Data records
* Begin *

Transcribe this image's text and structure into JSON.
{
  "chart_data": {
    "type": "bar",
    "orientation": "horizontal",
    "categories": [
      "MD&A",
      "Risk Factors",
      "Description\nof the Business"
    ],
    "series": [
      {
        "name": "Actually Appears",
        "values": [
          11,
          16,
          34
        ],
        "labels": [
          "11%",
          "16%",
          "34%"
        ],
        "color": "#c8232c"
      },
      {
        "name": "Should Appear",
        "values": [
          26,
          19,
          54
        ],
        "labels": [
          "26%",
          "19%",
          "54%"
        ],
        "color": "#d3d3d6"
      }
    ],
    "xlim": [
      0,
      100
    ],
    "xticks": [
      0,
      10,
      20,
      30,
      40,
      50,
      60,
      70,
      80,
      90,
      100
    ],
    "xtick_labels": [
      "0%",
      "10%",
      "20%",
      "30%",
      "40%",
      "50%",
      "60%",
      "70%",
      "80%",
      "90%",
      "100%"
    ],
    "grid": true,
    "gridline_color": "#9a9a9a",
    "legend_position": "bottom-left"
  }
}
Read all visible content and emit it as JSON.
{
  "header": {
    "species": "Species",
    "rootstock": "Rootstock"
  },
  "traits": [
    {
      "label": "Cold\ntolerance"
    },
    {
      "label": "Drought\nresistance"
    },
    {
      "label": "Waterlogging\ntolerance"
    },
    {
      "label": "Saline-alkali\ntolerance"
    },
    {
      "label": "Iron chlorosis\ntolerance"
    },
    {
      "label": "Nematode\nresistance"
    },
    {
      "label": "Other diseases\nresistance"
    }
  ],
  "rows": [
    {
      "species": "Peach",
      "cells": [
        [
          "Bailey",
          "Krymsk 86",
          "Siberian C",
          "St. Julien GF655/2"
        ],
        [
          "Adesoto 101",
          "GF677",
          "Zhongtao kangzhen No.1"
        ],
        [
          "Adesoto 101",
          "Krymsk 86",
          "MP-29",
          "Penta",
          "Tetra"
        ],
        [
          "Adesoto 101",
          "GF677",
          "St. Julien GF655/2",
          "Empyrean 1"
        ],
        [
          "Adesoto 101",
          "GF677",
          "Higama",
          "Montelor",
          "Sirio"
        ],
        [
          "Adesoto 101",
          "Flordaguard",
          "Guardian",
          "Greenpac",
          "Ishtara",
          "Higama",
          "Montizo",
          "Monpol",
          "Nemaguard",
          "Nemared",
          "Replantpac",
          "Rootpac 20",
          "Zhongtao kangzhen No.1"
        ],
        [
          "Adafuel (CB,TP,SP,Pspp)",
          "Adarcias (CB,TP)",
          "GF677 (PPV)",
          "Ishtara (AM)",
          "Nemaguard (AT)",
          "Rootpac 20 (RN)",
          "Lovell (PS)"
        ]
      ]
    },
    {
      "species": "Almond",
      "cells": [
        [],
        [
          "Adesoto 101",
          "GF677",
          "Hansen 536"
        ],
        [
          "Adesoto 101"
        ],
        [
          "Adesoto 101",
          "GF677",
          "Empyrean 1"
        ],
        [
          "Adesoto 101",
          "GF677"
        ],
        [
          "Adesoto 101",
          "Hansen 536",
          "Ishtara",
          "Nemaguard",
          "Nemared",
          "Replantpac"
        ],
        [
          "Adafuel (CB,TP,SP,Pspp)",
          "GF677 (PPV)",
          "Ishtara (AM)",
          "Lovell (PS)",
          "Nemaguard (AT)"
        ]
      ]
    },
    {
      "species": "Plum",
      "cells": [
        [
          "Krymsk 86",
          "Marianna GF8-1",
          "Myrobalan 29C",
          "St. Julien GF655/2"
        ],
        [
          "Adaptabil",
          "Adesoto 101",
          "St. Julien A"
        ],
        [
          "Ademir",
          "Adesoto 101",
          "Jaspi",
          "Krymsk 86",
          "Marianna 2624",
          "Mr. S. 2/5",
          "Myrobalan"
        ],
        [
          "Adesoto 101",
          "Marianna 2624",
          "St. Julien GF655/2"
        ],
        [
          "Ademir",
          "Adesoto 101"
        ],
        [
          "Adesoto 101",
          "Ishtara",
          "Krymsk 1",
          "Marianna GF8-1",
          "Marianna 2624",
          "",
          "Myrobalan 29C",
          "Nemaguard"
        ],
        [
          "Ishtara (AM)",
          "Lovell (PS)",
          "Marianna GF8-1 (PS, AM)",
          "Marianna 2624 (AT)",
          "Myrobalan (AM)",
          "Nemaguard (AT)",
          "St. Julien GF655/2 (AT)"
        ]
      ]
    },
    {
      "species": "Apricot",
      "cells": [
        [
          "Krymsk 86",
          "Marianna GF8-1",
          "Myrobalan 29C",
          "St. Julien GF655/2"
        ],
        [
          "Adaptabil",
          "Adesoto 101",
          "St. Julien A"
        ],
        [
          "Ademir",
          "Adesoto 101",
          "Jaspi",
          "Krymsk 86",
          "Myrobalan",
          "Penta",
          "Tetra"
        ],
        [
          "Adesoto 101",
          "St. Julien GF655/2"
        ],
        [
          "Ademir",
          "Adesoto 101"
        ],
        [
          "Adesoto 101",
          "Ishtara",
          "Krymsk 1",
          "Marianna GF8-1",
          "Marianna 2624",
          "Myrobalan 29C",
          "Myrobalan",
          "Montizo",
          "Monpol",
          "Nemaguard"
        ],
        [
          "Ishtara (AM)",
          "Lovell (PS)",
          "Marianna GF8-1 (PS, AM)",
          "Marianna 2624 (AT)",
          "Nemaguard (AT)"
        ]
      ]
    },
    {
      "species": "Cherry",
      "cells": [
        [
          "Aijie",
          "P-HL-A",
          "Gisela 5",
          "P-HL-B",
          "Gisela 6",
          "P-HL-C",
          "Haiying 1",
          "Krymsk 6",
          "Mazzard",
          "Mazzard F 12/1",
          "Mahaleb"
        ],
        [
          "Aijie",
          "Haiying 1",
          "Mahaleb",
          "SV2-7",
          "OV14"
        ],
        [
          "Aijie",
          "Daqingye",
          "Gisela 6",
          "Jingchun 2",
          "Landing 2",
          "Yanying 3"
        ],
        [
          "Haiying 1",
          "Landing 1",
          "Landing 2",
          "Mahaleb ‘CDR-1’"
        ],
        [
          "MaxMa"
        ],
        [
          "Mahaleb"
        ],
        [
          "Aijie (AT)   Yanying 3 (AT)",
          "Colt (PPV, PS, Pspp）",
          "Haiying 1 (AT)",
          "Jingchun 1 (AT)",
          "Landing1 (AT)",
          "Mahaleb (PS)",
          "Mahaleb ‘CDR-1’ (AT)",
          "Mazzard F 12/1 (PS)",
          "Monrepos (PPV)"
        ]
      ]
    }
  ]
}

* End *

## WORK TO DO
Restate all of the entries exactly, please.

## SOLUTION
Transcribe this image's text and structure into JSON.
{
  "chart_data": {
    "type": "bar",
    "orientation": "horizontal",
    "categories": [
      "MD&A",
      "Risk Factors",
      "Description\nof the Business"
    ],
    "series": [
      {
        "name": "Actually Appears",
        "values": [
          11,
          16,
          34
        ],
        "labels": [
          "11%",
          "16%",
          "34%"
        ],
        "color": "#c8232c"
      },
      {
        "name": "Should Appear",
        "values": [
          26,
          19,
          54
        ],
        "labels": [
          "26%",
          "19%",
          "54%"
        ],
        "color": "#d3d3d6"
      }
    ],
    "xlim": [
      0,
      100
    ],
    "xticks": [
      0,
      10,
      20,
      30,
      40,
      50,
      60,
      70,
      80,
      90,
      100
    ],
    "xtick_labels": [
      "0%",
      "10%",
      "20%",
      "30%",
      "40%",
      "50%",
      "60%",
      "70%",
      "80%",
      "90%",
      "100%"
    ],
    "grid": true,
    "gridline_color": "#9a9a9a",
    "legend_position": "bottom-left"
  }
}
Read all visible content and emit it as JSON.
{
  "header": {
    "species": "Species",
    "rootstock": "Rootstock"
  },
  "traits": [
    {
      "label": "Cold\ntolerance"
    },
    {
      "label": "Drought\nresistance"
    },
    {
      "label": "Waterlogging\ntolerance"
    },
    {
      "label": "Saline-alkali\ntolerance"
    },
    {
      "label": "Iron chlorosis\ntolerance"
    },
    {
      "label": "Nematode\nresistance"
    },
    {
      "label": "Other diseases\nresistance"
    }
  ],
  "rows": [
    {
      "species": "Peach",
      "cells": [
        [
          "Bailey",
          "Krymsk 86",
          "Siberian C",
          "St. Julien GF655/2"
        ],
        [
          "Adesoto 101",
          "GF677",
          "Zhongtao kangzhen No.1"
        ],
        [
          "Adesoto 101",
          "Krymsk 86",
          "MP-29",
          "Penta",
          "Tetra"
        ],
        [
          "Adesoto 101",
          "GF677",
          "St. Julien GF655/2",
          "Empyrean 1"
        ],
        [
          "Adesoto 101",
          "GF677",
          "Higama",
          "Montelor",
          "Sirio"
        ],
        [
          "Adesoto 101",
          "Flordaguard",
          "Guardian",
          "Greenpac",
          "Ishtara",
          "Higama",
          "Montizo",
          "Monpol",
          "Nemaguard",
          "Nemared",
          "Replantpac",
          "Rootpac 20",
          "Zhongtao kangzhen No.1"
        ],
        [
          "Adafuel (CB,TP,SP,Pspp)",
          "Adarcias (CB,TP)",
          "GF677 (PPV)",
          "Ishtara (AM)",
          "Nemaguard (AT)",
          "Rootpac 20 (RN)",
          "Lovell (PS)"
        ]
      ]
    },
    {
      "species": "Almond",
      "cells": [
        [],
        [
          "Adesoto 101",
          "GF677",
          "Hansen 536"
        ],
        [
          "Adesoto 101"
        ],
        [
          "Adesoto 101",
          "GF677",
          "Empyrean 1"
        ],
        [
          "Adesoto 101",
          "GF677"
        ],
        [
          "Adesoto 101",
          "Hansen 536",
          "Ishtara",
          "Nemaguard",
          "Nemared",
          "Replantpac"
        ],
        [
          "Adafuel (CB,TP,SP,Pspp)",
          "GF677 (PPV)",
          "Ishtara (AM)",
          "Lovell (PS)",
          "Nemaguard (AT)"
        ]
      ]
    },
    {
      "species": "Plum",
      "cells": [
        [
          "Krymsk 86",
          "Marianna GF8-1",
          "Myrobalan 29C",
          "St. Julien GF655/2"
        ],
        [
          "Adaptabil",
          "Adesoto 101",
          "St. Julien A"
        ],
        [
          "Ademir",
          "Adesoto 101",
          "Jaspi",
          "Krymsk 86",
          "Marianna 2624",
          "Mr. S. 2/5",
          "Myrobalan"
        ],
        [
          "Adesoto 101",
          "Marianna 2624",
          "St. Julien GF655/2"
        ],
        [
          "Ademir",
          "Adesoto 101"
        ],
        [
          "Adesoto 101",
          "Ishtara",
          "Krymsk 1",
          "Marianna GF8-1",
          "Marianna 2624",
          "",
          "Myrobalan 29C",
          "Nemaguard"
        ],
        [
          "Ishtara (AM)",
          "Lovell (PS)",
          "Marianna GF8-1 (PS, AM)",
          "Marianna 2624 (AT)",
          "Myrobalan (AM)",
          "Nemaguard (AT)",
          "St. Julien GF655/2 (AT)"
        ]
      ]
    },
    {
      "species": "Apricot",
      "cells": [
        [
          "Krymsk 86",
          "Marianna GF8-1",
          "Myrobalan 29C",
          "St. Julien GF655/2"
        ],
        [
          "Adaptabil",
          "Adesoto 101",
          "St. Julien A"
        ],
        [
          "Ademir",
          "Adesoto 101",
          "Jaspi",
          "Krymsk 86",
          "Myrobalan",
          "Penta",
          "Tetra"
        ],
        [
          "Adesoto 101",
          "St. Julien GF655/2"
        ],
        [
          "Ademir",
          "Adesoto 101"
        ],
        [
          "Adesoto 101",
          "Ishtara",
          "Krymsk 1",
          "Marianna GF8-1",
          "Marianna 2624",
          "Myrobalan 29C",
          "Myrobalan",
          "Montizo",
          "Monpol",
          "Nemaguard"
        ],
        [
          "Ishtara (AM)",
          "Lovell (PS)",
          "Marianna GF8-1 (PS, AM)",
          "Marianna 2624 (AT)",
          "Nemaguard (AT)"
        ]
      ]
    },
    {
      "species": "Cherry",
      "cells": [
        [
          "Aijie",
          "P-HL-A",
          "Gisela 5",
          "P-HL-B",
          "Gisela 6",
          "P-HL-C",
          "Haiying 1",
          "Krymsk 6",
          "Mazzard",
          "Mazzard F 12/1",
          "Mahaleb"
        ],
        [
          "Aijie",
          "Haiying 1",
          "Mahaleb",
          "SV2-7",
          "OV14"
        ],
        [
          "Aijie",
          "Daqingye",
          "Gisela 6",
          "Jingchun 2",
          "Landing 2",
          "Yanying 3"
        ],
        [
          "Haiying 1",
          "Landing 1",
          "Landing 2",
          "Mahaleb ‘CDR-1’"
        ],
        [
          "MaxMa"
        ],
        [
          "Mahaleb"
        ],
        [
          "Aijie (AT)   Yanying 3 (AT)",
          "Colt (PPV, PS, Pspp）",
          "Haiying 1 (AT)",
          "Jingchun 1 (AT)",
          "Landing1 (AT)",
          "Mahaleb (PS)",
          "Mahaleb ‘CDR-1’ (AT)",
          "Mazzard F 12/1 (PS)",
          "Monrepos (PPV)"
        ]
      ]
    }
  ]
}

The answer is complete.